Aim ▸ Find every line with the word "label". Copy those lines.

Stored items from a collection
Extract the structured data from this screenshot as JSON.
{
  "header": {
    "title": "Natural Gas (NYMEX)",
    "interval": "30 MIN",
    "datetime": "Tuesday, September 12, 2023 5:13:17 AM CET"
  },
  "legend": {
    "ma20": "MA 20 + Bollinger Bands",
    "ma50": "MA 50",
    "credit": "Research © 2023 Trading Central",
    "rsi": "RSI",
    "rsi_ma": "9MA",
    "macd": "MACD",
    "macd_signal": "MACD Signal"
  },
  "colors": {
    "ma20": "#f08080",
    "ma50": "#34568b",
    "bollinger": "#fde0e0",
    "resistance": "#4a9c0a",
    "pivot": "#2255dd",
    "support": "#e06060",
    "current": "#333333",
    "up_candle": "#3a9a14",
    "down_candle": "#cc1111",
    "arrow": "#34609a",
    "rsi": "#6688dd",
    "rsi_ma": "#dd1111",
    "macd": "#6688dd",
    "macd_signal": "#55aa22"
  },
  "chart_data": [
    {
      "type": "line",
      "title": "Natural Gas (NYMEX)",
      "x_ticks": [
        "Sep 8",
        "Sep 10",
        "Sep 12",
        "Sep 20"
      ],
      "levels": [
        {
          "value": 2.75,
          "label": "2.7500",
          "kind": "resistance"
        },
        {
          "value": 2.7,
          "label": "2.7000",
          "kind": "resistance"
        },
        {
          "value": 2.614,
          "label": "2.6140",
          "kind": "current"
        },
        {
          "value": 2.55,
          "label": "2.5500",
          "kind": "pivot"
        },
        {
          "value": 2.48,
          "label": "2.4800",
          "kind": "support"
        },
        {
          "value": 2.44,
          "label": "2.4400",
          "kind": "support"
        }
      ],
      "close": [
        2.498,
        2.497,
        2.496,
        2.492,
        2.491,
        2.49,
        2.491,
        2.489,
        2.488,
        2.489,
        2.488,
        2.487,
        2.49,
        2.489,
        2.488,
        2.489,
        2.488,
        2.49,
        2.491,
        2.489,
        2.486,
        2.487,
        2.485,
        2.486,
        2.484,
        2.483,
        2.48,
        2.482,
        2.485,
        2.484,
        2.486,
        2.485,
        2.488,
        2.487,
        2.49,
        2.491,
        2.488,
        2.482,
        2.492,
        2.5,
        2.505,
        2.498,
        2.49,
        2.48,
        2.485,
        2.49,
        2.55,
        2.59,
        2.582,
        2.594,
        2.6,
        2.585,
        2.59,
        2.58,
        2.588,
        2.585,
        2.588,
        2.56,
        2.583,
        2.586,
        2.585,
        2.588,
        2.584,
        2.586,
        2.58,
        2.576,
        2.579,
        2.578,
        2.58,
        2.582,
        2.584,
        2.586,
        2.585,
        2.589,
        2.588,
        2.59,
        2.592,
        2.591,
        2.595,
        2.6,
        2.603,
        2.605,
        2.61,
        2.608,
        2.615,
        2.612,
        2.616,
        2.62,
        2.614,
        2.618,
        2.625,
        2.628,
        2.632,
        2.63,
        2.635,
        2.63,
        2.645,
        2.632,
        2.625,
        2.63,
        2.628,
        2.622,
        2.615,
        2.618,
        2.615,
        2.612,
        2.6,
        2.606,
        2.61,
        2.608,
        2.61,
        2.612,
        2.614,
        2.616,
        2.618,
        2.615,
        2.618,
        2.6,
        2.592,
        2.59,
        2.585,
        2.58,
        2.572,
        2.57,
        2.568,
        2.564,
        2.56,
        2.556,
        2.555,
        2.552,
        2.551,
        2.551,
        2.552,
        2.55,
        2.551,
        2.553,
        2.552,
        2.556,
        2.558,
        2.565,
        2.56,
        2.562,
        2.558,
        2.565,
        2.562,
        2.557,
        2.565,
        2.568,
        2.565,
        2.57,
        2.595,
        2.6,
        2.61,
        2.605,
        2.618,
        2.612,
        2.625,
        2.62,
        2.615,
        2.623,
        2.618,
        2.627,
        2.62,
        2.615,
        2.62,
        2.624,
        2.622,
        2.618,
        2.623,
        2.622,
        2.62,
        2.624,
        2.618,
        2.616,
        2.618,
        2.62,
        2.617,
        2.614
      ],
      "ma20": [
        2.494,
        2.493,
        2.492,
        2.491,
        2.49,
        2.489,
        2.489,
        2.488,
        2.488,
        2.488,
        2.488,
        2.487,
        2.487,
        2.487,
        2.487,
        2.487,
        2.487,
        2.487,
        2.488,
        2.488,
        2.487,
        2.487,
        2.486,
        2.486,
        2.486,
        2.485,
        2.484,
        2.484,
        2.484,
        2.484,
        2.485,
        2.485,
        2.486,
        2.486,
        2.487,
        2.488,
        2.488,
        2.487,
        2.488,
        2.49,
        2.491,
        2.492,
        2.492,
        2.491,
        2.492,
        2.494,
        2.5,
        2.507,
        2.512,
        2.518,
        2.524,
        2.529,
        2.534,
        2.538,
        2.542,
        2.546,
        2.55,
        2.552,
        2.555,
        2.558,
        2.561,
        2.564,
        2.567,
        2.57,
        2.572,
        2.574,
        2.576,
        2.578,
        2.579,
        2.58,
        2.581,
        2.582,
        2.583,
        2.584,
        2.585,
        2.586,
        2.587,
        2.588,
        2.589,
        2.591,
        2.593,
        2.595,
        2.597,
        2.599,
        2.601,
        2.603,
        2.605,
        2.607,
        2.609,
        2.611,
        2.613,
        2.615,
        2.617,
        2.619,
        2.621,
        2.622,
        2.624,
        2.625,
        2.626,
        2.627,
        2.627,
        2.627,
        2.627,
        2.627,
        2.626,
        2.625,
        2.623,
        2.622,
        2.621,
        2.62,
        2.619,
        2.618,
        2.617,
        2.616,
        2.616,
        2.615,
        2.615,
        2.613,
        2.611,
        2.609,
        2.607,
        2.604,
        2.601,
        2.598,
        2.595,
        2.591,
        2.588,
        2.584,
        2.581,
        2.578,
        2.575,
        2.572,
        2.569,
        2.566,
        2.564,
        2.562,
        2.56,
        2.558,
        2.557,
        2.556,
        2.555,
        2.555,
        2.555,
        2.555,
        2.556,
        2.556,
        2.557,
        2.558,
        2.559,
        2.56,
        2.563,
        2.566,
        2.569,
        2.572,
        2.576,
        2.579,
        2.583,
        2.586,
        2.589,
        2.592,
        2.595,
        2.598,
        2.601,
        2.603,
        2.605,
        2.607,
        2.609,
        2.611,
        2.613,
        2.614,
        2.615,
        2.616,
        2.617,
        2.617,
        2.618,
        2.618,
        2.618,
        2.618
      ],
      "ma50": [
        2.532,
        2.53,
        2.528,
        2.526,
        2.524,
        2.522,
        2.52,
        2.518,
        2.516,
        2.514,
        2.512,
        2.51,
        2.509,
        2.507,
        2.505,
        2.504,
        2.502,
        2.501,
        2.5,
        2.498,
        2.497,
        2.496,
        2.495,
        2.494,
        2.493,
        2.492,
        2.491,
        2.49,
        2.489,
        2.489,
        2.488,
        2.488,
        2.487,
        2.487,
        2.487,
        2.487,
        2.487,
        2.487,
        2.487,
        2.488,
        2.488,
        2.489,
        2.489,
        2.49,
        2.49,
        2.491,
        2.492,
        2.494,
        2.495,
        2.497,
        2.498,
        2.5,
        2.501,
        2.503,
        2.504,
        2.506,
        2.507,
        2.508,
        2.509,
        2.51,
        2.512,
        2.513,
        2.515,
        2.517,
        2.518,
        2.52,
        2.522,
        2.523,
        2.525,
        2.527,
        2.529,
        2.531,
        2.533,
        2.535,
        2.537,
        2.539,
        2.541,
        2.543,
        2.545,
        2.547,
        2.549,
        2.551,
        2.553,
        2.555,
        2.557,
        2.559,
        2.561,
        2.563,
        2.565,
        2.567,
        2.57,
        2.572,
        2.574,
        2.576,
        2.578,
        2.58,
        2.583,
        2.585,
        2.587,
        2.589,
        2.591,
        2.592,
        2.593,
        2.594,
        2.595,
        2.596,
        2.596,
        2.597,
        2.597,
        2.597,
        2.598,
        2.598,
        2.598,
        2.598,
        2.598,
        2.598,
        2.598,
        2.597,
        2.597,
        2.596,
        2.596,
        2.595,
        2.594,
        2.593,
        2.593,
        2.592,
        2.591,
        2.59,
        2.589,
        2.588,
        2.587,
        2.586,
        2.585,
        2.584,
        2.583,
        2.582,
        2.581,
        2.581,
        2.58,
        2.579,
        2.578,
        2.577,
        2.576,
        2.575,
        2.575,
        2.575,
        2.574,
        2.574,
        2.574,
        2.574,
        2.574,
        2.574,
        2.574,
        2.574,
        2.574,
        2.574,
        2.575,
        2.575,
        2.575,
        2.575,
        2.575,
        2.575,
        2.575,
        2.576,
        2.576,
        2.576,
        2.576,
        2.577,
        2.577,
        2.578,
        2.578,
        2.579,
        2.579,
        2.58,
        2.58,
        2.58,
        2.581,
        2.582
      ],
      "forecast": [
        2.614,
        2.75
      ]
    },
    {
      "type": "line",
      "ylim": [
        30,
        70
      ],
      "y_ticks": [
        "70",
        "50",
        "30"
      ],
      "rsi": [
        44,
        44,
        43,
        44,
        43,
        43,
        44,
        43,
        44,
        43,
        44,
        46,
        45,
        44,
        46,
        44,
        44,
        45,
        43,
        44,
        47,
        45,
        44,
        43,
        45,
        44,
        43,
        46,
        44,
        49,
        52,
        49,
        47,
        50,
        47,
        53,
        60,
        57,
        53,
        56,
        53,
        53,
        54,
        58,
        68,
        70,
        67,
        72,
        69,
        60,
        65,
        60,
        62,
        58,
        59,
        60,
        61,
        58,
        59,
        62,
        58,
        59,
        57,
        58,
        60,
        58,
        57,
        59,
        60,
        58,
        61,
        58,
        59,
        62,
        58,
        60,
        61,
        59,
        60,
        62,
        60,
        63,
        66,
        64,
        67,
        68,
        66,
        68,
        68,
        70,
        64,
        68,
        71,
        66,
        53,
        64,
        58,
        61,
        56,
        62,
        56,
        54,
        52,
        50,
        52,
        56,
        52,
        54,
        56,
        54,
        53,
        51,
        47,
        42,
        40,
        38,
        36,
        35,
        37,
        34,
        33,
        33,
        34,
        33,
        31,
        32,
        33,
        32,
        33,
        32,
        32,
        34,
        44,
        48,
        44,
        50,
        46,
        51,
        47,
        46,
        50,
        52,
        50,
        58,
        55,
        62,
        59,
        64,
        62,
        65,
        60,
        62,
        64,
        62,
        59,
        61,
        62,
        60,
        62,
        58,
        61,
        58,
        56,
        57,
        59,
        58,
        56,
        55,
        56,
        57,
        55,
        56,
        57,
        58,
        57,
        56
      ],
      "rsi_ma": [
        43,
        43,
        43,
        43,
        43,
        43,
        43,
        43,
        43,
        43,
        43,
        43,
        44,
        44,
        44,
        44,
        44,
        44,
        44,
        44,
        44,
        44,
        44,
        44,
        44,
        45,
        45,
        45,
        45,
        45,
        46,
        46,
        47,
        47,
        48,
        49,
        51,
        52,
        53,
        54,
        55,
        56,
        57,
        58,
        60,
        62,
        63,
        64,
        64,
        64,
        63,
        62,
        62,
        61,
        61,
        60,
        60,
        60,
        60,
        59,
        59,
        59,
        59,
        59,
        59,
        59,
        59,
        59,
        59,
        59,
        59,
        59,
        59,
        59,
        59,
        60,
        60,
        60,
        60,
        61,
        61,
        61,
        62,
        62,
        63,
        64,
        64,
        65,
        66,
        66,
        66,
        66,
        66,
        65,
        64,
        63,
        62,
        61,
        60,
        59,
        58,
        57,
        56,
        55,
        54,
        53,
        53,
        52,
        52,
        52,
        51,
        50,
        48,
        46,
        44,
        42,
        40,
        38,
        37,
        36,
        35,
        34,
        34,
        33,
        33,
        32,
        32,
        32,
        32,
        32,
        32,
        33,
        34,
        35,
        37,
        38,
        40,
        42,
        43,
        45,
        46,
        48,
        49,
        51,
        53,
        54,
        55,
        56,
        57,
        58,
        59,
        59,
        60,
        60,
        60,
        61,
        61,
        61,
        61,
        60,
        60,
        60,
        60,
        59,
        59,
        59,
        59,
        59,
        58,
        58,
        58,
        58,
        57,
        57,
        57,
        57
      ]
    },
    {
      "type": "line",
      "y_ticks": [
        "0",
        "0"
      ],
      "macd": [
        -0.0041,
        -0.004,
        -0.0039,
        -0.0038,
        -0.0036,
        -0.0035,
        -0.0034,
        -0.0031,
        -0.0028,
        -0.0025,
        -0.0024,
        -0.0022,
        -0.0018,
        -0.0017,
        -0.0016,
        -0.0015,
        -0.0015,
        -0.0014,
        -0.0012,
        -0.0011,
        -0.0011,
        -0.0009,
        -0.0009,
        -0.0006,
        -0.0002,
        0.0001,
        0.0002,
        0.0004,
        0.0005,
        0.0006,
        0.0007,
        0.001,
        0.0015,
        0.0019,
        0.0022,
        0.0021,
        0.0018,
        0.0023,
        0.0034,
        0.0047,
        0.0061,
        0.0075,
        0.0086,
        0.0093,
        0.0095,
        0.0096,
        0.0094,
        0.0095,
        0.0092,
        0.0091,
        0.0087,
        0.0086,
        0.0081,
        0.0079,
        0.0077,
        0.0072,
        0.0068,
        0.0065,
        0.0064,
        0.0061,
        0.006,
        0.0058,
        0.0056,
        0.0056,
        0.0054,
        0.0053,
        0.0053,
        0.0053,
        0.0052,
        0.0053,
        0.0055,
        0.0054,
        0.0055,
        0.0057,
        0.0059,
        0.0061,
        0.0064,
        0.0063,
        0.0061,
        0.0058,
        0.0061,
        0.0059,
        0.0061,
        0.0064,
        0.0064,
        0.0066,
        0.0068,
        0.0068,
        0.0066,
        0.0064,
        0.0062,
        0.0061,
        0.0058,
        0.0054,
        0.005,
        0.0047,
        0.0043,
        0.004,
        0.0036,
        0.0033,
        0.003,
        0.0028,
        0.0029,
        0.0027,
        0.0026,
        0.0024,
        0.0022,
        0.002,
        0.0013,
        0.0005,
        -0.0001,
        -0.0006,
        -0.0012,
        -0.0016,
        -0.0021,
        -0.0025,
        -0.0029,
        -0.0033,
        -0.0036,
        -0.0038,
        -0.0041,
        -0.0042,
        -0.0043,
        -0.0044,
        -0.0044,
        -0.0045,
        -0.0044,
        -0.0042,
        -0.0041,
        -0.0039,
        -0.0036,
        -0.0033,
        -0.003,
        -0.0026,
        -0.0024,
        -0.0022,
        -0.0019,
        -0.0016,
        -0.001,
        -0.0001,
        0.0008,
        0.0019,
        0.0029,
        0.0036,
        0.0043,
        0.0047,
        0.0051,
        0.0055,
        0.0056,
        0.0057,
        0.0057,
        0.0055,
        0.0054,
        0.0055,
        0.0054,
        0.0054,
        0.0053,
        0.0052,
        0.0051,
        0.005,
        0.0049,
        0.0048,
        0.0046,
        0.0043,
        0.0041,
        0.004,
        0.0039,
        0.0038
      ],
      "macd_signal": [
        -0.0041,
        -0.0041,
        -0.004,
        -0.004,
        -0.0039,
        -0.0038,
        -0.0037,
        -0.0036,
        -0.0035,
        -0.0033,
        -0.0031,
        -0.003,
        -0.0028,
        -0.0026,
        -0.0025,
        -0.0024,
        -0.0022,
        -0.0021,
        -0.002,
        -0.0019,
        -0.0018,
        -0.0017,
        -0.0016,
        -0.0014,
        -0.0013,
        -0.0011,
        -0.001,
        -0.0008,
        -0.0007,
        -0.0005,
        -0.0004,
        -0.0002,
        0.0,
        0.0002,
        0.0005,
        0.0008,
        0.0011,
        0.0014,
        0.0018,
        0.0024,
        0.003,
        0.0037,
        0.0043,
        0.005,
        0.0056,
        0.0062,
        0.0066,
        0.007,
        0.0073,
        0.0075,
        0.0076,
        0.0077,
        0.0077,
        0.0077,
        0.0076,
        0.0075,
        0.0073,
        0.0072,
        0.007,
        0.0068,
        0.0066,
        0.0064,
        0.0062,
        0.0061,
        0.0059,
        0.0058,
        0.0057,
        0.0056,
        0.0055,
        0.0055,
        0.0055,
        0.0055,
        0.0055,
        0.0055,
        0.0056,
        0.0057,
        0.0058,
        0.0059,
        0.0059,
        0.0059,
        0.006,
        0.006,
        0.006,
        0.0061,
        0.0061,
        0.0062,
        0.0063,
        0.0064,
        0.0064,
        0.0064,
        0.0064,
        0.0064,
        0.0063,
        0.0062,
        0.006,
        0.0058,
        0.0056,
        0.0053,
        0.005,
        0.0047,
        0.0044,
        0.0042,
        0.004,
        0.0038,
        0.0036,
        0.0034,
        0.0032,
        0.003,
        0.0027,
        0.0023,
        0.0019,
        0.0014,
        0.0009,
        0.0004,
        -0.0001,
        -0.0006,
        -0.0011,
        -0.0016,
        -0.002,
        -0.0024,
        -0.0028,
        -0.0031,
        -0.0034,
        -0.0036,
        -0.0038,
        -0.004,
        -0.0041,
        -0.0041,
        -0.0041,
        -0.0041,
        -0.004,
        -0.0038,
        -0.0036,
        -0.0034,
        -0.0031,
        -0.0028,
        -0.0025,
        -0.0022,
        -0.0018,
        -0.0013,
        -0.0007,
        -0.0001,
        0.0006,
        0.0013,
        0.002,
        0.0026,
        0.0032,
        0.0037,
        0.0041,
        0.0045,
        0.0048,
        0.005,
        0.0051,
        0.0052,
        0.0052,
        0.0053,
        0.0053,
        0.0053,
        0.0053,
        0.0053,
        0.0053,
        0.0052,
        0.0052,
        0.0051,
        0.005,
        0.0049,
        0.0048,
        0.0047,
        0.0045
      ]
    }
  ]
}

Task output ▸
          "label": "2.7500",
          "label": "2.7000",
          "label": "2.6140",
          "label": "2.5500",
          "label": "2.4800",
          "label": "2.4400",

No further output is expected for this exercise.